• **EXERCISE DETAILS**
Reproduce the data exactly.

• **STORED RECORDS**
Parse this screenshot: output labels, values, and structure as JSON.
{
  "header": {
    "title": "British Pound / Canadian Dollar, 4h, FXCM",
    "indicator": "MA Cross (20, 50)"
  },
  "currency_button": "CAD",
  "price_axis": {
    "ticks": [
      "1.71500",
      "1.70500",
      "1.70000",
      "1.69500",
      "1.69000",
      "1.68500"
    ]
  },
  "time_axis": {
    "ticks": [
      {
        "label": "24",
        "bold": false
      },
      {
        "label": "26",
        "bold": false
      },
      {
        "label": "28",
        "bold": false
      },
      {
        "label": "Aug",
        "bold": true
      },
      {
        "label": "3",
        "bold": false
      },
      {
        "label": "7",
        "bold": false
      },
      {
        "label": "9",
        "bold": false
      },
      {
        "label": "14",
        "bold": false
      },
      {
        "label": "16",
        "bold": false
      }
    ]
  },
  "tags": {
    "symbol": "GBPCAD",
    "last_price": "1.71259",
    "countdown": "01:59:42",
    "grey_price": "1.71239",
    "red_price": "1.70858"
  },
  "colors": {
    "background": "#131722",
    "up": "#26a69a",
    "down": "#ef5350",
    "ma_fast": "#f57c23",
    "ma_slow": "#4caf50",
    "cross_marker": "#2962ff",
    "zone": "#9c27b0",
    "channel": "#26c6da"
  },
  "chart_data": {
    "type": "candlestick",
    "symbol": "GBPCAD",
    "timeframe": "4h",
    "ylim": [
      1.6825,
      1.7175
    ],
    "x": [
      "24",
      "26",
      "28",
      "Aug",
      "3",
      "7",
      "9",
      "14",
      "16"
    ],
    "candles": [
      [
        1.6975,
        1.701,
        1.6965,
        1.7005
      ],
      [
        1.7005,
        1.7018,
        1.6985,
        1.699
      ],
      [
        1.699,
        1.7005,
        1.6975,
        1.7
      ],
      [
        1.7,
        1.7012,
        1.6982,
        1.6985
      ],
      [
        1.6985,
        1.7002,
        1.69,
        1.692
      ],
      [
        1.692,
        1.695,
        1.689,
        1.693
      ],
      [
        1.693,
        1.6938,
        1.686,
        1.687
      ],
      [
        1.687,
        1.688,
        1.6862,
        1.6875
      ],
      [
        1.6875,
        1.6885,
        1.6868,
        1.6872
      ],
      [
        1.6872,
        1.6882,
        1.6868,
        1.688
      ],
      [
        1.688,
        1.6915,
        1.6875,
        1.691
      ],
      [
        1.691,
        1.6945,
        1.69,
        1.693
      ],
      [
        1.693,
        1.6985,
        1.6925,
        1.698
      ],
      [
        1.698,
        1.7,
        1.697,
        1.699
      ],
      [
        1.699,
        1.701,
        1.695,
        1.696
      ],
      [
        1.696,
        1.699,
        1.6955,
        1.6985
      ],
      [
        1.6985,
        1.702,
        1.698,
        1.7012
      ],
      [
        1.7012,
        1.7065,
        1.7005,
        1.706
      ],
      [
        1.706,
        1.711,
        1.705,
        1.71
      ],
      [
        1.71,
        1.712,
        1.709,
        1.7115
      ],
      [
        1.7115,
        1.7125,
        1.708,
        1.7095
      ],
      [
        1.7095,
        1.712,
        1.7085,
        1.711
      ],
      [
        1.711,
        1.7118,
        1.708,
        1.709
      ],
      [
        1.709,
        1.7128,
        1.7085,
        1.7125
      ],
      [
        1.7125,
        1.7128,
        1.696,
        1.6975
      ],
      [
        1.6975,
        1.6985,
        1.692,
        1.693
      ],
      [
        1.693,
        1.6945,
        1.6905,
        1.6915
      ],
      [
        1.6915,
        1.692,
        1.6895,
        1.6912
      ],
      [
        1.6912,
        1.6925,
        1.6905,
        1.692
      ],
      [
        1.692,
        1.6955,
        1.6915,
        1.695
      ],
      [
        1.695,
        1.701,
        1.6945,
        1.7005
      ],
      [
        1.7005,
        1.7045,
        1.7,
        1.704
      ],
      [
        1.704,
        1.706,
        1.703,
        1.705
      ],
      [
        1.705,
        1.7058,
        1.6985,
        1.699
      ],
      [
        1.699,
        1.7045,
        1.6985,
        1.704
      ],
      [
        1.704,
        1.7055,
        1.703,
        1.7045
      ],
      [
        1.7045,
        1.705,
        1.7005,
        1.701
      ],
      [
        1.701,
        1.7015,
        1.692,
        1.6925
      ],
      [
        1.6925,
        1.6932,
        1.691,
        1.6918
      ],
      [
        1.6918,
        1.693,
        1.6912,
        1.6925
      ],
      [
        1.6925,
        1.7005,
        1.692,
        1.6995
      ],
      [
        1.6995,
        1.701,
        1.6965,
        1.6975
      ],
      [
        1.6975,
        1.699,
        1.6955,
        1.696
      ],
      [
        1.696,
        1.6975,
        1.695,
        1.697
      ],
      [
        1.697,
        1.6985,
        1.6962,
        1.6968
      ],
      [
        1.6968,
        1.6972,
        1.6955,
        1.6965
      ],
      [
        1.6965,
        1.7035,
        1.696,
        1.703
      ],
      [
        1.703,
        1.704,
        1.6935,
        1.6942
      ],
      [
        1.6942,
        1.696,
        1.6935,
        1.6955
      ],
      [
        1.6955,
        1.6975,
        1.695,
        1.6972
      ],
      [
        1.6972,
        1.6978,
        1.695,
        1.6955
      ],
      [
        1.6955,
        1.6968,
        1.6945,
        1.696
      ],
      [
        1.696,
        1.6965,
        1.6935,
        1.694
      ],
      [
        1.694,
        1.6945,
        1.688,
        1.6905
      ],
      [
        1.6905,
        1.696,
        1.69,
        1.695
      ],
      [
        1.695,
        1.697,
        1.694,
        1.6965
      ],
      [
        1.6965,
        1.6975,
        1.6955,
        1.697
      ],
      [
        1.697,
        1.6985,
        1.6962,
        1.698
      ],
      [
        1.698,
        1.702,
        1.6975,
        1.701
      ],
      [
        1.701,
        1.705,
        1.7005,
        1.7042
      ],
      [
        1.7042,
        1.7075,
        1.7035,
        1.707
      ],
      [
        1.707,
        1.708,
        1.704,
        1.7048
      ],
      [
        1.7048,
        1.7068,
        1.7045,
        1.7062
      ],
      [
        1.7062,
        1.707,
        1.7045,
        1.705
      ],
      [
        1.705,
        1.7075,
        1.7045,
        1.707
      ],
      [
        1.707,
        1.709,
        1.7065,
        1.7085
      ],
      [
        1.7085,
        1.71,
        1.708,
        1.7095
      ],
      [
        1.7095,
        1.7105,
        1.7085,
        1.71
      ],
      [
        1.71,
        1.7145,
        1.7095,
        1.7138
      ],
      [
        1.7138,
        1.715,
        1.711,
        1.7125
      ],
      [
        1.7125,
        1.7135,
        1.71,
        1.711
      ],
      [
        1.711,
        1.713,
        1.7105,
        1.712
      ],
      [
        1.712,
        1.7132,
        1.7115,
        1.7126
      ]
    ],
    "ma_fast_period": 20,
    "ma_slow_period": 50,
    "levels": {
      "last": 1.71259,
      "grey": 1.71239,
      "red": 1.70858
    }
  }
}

• **ANSWER TO THIS PROBLEM**
Parse this screenshot: output labels, values, and structure as JSON.
{
  "header": {
    "title": "British Pound / Canadian Dollar, 4h, FXCM",
    "indicator": "MA Cross (20, 50)"
  },
  "currency_button": "CAD",
  "price_axis": {
    "ticks": [
      "1.71500",
      "1.70500",
      "1.70000",
      "1.69500",
      "1.69000",
      "1.68500"
    ]
  },
  "time_axis": {
    "ticks": [
      {
        "label": "24",
        "bold": false
      },
      {
        "label": "26",
        "bold": false
      },
      {
        "label": "28",
        "bold": false
      },
      {
        "label": "Aug",
        "bold": true
      },
      {
        "label": "3",
        "bold": false
      },
      {
        "label": "7",
        "bold": false
      },
      {
        "label": "9",
        "bold": false
      },
      {
        "label": "14",
        "bold": false
      },
      {
        "label": "16",
        "bold": false
      }
    ]
  },
  "tags": {
    "symbol": "GBPCAD",
    "last_price": "1.71259",
    "countdown": "01:59:42",
    "grey_price": "1.71239",
    "red_price": "1.70858"
  },
  "colors": {
    "background": "#131722",
    "up": "#26a69a",
    "down": "#ef5350",
    "ma_fast": "#f57c23",
    "ma_slow": "#4caf50",
    "cross_marker": "#2962ff",
    "zone": "#9c27b0",
    "channel": "#26c6da"
  },
  "chart_data": {
    "type": "candlestick",
    "symbol": "GBPCAD",
    "timeframe": "4h",
    "ylim": [
      1.6825,
      1.7175
    ],
    "x": [
      "24",
      "26",
      "28",
      "Aug",
      "3",
      "7",
      "9",
      "14",
      "16"
    ],
    "candles": [
      [
        1.6975,
        1.701,
        1.6965,
        1.7005
      ],
      [
        1.7005,
        1.7018,
        1.6985,
        1.699
      ],
      [
        1.699,
        1.7005,
        1.6975,
        1.7
      ],
      [
        1.7,
        1.7012,
        1.6982,
        1.6985
      ],
      [
        1.6985,
        1.7002,
        1.69,
        1.692
      ],
      [
        1.692,
        1.695,
        1.689,
        1.693
      ],
      [
        1.693,
        1.6938,
        1.686,
        1.687
      ],
      [
        1.687,
        1.688,
        1.6862,
        1.6875
      ],
      [
        1.6875,
        1.6885,
        1.6868,
        1.6872
      ],
      [
        1.6872,
        1.6882,
        1.6868,
        1.688
      ],
      [
        1.688,
        1.6915,
        1.6875,
        1.691
      ],
      [
        1.691,
        1.6945,
        1.69,
        1.693
      ],
      [
        1.693,
        1.6985,
        1.6925,
        1.698
      ],
      [
        1.698,
        1.7,
        1.697,
        1.699
      ],
      [
        1.699,
        1.701,
        1.695,
        1.696
      ],
      [
        1.696,
        1.699,
        1.6955,
        1.6985
      ],
      [
        1.6985,
        1.702,
        1.698,
        1.7012
      ],
      [
        1.7012,
        1.7065,
        1.7005,
        1.706
      ],
      [
        1.706,
        1.711,
        1.705,
        1.71
      ],
      [
        1.71,
        1.712,
        1.709,
        1.7115
      ],
      [
        1.7115,
        1.7125,
        1.708,
        1.7095
      ],
      [
        1.7095,
        1.712,
        1.7085,
        1.711
      ],
      [
        1.711,
        1.7118,
        1.708,
        1.709
      ],
      [
        1.709,
        1.7128,
        1.7085,
        1.7125
      ],
      [
        1.7125,
        1.7128,
        1.696,
        1.6975
      ],
      [
        1.6975,
        1.6985,
        1.692,
        1.693
      ],
      [
        1.693,
        1.6945,
        1.6905,
        1.6915
      ],
      [
        1.6915,
        1.692,
        1.6895,
        1.6912
      ],
      [
        1.6912,
        1.6925,
        1.6905,
        1.692
      ],
      [
        1.692,
        1.6955,
        1.6915,
        1.695
      ],
      [
        1.695,
        1.701,
        1.6945,
        1.7005
      ],
      [
        1.7005,
        1.7045,
        1.7,
        1.704
      ],
      [
        1.704,
        1.706,
        1.703,
        1.705
      ],
      [
        1.705,
        1.7058,
        1.6985,
        1.699
      ],
      [
        1.699,
        1.7045,
        1.6985,
        1.704
      ],
      [
        1.704,
        1.7055,
        1.703,
        1.7045
      ],
      [
        1.7045,
        1.705,
        1.7005,
        1.701
      ],
      [
        1.701,
        1.7015,
        1.692,
        1.6925
      ],
      [
        1.6925,
        1.6932,
        1.691,
        1.6918
      ],
      [
        1.6918,
        1.693,
        1.6912,
        1.6925
      ],
      [
        1.6925,
        1.7005,
        1.692,
        1.6995
      ],
      [
        1.6995,
        1.701,
        1.6965,
        1.6975
      ],
      [
        1.6975,
        1.699,
        1.6955,
        1.696
      ],
      [
        1.696,
        1.6975,
        1.695,
        1.697
      ],
      [
        1.697,
        1.6985,
        1.6962,
        1.6968
      ],
      [
        1.6968,
        1.6972,
        1.6955,
        1.6965
      ],
      [
        1.6965,
        1.7035,
        1.696,
        1.703
      ],
      [
        1.703,
        1.704,
        1.6935,
        1.6942
      ],
      [
        1.6942,
        1.696,
        1.6935,
        1.6955
      ],
      [
        1.6955,
        1.6975,
        1.695,
        1.6972
      ],
      [
        1.6972,
        1.6978,
        1.695,
        1.6955
      ],
      [
        1.6955,
        1.6968,
        1.6945,
        1.696
      ],
      [
        1.696,
        1.6965,
        1.6935,
        1.694
      ],
      [
        1.694,
        1.6945,
        1.688,
        1.6905
      ],
      [
        1.6905,
        1.696,
        1.69,
        1.695
      ],
      [
        1.695,
        1.697,
        1.694,
        1.6965
      ],
      [
        1.6965,
        1.6975,
        1.6955,
        1.697
      ],
      [
        1.697,
        1.6985,
        1.6962,
        1.698
      ],
      [
        1.698,
        1.702,
        1.6975,
        1.701
      ],
      [
        1.701,
        1.705,
        1.7005,
        1.7042
      ],
      [
        1.7042,
        1.7075,
        1.7035,
        1.707
      ],
      [
        1.707,
        1.708,
        1.704,
        1.7048
      ],
      [
        1.7048,
        1.7068,
        1.7045,
        1.7062
      ],
      [
        1.7062,
        1.707,
        1.7045,
        1.705
      ],
      [
        1.705,
        1.7075,
        1.7045,
        1.707
      ],
      [
        1.707,
        1.709,
        1.7065,
        1.7085
      ],
      [
        1.7085,
        1.71,
        1.708,
        1.7095
      ],
      [
        1.7095,
        1.7105,
        1.7085,
        1.71
      ],
      [
        1.71,
        1.7145,
        1.7095,
        1.7138
      ],
      [
        1.7138,
        1.715,
        1.711,
        1.7125
      ],
      [
        1.7125,
        1.7135,
        1.71,
        1.711
      ],
      [
        1.711,
        1.713,
        1.7105,
        1.712
      ],
      [
        1.712,
        1.7132,
        1.7115,
        1.7126
      ]
    ],
    "ma_fast_period": 20,
    "ma_slow_period": 50,
    "levels": {
      "last": 1.71259,
      "grey": 1.71239,
      "red": 1.70858
    }
  }
}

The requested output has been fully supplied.